- The exercise -
Revise the material below by changing each occurrence of "category-label" to "region-label", and reproduce every line with nothing else altered.

## Begin Information provided

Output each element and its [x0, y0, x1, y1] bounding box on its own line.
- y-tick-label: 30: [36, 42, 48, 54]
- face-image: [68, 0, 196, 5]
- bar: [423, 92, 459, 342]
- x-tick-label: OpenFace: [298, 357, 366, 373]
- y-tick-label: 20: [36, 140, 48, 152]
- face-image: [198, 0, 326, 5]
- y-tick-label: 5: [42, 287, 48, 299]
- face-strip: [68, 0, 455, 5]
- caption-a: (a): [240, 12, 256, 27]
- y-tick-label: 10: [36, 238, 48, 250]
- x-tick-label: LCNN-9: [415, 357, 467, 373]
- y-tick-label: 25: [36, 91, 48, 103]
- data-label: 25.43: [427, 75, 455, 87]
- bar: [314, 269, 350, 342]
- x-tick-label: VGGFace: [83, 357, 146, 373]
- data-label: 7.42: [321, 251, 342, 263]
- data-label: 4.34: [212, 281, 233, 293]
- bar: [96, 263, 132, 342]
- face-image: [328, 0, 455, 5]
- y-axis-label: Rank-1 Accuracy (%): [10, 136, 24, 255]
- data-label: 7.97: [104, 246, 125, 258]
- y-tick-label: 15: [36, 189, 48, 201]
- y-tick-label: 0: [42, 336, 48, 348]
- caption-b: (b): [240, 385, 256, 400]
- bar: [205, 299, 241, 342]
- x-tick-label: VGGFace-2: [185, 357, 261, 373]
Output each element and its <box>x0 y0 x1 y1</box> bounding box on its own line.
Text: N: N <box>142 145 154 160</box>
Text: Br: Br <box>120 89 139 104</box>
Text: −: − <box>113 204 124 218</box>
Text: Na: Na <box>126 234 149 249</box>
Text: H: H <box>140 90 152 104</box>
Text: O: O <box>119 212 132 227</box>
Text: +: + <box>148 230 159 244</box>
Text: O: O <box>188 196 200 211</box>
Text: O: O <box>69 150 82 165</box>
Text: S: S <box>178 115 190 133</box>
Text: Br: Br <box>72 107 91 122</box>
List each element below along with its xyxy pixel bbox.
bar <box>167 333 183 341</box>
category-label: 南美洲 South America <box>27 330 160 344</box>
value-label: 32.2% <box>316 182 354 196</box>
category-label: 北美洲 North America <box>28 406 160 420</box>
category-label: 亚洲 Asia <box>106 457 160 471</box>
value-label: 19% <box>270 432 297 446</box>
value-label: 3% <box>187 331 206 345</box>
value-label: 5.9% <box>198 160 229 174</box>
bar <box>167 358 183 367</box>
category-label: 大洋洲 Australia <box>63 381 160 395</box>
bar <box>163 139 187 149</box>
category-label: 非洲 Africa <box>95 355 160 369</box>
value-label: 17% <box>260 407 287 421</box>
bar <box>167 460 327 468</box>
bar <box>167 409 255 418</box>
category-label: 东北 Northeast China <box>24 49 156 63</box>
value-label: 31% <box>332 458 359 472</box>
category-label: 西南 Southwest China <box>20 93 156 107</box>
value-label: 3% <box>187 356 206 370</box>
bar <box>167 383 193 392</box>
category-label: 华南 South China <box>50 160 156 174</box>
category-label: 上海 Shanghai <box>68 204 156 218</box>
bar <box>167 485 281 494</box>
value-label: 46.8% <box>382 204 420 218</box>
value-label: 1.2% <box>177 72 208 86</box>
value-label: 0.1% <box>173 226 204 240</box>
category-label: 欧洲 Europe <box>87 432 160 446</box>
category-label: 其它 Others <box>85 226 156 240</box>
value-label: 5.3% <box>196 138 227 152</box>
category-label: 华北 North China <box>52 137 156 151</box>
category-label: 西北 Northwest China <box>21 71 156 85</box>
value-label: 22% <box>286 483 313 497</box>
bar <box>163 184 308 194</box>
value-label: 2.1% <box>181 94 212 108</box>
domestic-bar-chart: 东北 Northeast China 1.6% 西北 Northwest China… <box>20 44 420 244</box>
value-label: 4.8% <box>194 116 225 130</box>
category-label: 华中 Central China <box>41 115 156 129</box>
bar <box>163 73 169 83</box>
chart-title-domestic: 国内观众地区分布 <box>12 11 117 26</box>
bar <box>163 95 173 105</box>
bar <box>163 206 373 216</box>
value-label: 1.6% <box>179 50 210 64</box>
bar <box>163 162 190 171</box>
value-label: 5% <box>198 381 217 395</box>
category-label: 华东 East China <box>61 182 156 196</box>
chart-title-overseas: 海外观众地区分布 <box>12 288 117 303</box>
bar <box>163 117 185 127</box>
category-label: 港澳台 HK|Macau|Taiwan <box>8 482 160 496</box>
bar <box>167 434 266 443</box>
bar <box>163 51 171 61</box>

## End Information provided

- Reply -
Output each element and its [x0, y0, x1, y1] bounding box on its own line.
- y-tick-label: 30: [36, 42, 48, 54]
- face-image: [68, 0, 196, 5]
- bar: [423, 92, 459, 342]
- x-tick-label: OpenFace: [298, 357, 366, 373]
- y-tick-label: 20: [36, 140, 48, 152]
- face-image: [198, 0, 326, 5]
- y-tick-label: 5: [42, 287, 48, 299]
- face-strip: [68, 0, 455, 5]
- caption-a: (a): [240, 12, 256, 27]
- y-tick-label: 10: [36, 238, 48, 250]
- x-tick-label: LCNN-9: [415, 357, 467, 373]
- y-tick-label: 25: [36, 91, 48, 103]
- data-label: 25.43: [427, 75, 455, 87]
- bar: [314, 269, 350, 342]
- x-tick-label: VGGFace: [83, 357, 146, 373]
- data-label: 7.42: [321, 251, 342, 263]
- data-label: 4.34: [212, 281, 233, 293]
- bar: [96, 263, 132, 342]
- face-image: [328, 0, 455, 5]
- y-axis-label: Rank-1 Accuracy (%): [10, 136, 24, 255]
- data-label: 7.97: [104, 246, 125, 258]
- y-tick-label: 15: [36, 189, 48, 201]
- y-tick-label: 0: [42, 336, 48, 348]
- caption-b: (b): [240, 385, 256, 400]
- bar: [205, 299, 241, 342]
- x-tick-label: VGGFace-2: [185, 357, 261, 373]
Output each element and its <box>x0 y0 x1 y1</box> bounding box on its own line.
Text: N: N <box>142 145 154 160</box>
Text: Br: Br <box>120 89 139 104</box>
Text: −: − <box>113 204 124 218</box>
Text: Na: Na <box>126 234 149 249</box>
Text: H: H <box>140 90 152 104</box>
Text: O: O <box>119 212 132 227</box>
Text: +: + <box>148 230 159 244</box>
Text: O: O <box>188 196 200 211</box>
Text: O: O <box>69 150 82 165</box>
Text: S: S <box>178 115 190 133</box>
Text: Br: Br <box>72 107 91 122</box>
List each element below along with its xyxy pixel bbox.
bar <box>167 333 183 341</box>
region-label: 南美洲 South America <box>27 330 160 344</box>
value-label: 32.2% <box>316 182 354 196</box>
region-label: 北美洲 North America <box>28 406 160 420</box>
region-label: 亚洲 Asia <box>106 457 160 471</box>
value-label: 19% <box>270 432 297 446</box>
value-label: 3% <box>187 331 206 345</box>
value-label: 5.9% <box>198 160 229 174</box>
bar <box>167 358 183 367</box>
region-label: 大洋洲 Australia <box>63 381 160 395</box>
bar <box>163 139 187 149</box>
region-label: 非洲 Africa <box>95 355 160 369</box>
value-label: 17% <box>260 407 287 421</box>
bar <box>167 460 327 468</box>
bar <box>167 409 255 418</box>
region-label: 东北 Northeast China <box>24 49 156 63</box>
value-label: 31% <box>332 458 359 472</box>
region-label: 西南 Southwest China <box>20 93 156 107</box>
value-label: 3% <box>187 356 206 370</box>
bar <box>167 383 193 392</box>
region-label: 华南 South China <box>50 160 156 174</box>
region-label: 上海 Shanghai <box>68 204 156 218</box>
bar <box>167 485 281 494</box>
value-label: 46.8% <box>382 204 420 218</box>
value-label: 1.2% <box>177 72 208 86</box>
value-label: 0.1% <box>173 226 204 240</box>
region-label: 欧洲 Europe <box>87 432 160 446</box>
region-label: 其它 Others <box>85 226 156 240</box>
value-label: 5.3% <box>196 138 227 152</box>
region-label: 华北 North China <box>52 137 156 151</box>
region-label: 西北 Northwest China <box>21 71 156 85</box>
value-label: 22% <box>286 483 313 497</box>
bar <box>163 184 308 194</box>
value-label: 2.1% <box>181 94 212 108</box>
domestic-bar-chart: 东北 Northeast China 1.6% 西北 Northwest China… <box>20 44 420 244</box>
value-label: 4.8% <box>194 116 225 130</box>
region-label: 华中 Central China <box>41 115 156 129</box>
bar <box>163 73 169 83</box>
chart-title-domestic: 国内观众地区分布 <box>12 11 117 26</box>
bar <box>163 95 173 105</box>
bar <box>163 206 373 216</box>
value-label: 1.6% <box>179 50 210 64</box>
bar <box>163 162 190 171</box>
value-label: 5% <box>198 381 217 395</box>
region-label: 华东 East China <box>61 182 156 196</box>
chart-title-overseas: 海外观众地区分布 <box>12 288 117 303</box>
bar <box>163 117 185 127</box>
region-label: 港澳台 HK|Macau|Taiwan <box>8 482 160 496</box>
bar <box>167 434 266 443</box>
bar <box>163 51 171 61</box>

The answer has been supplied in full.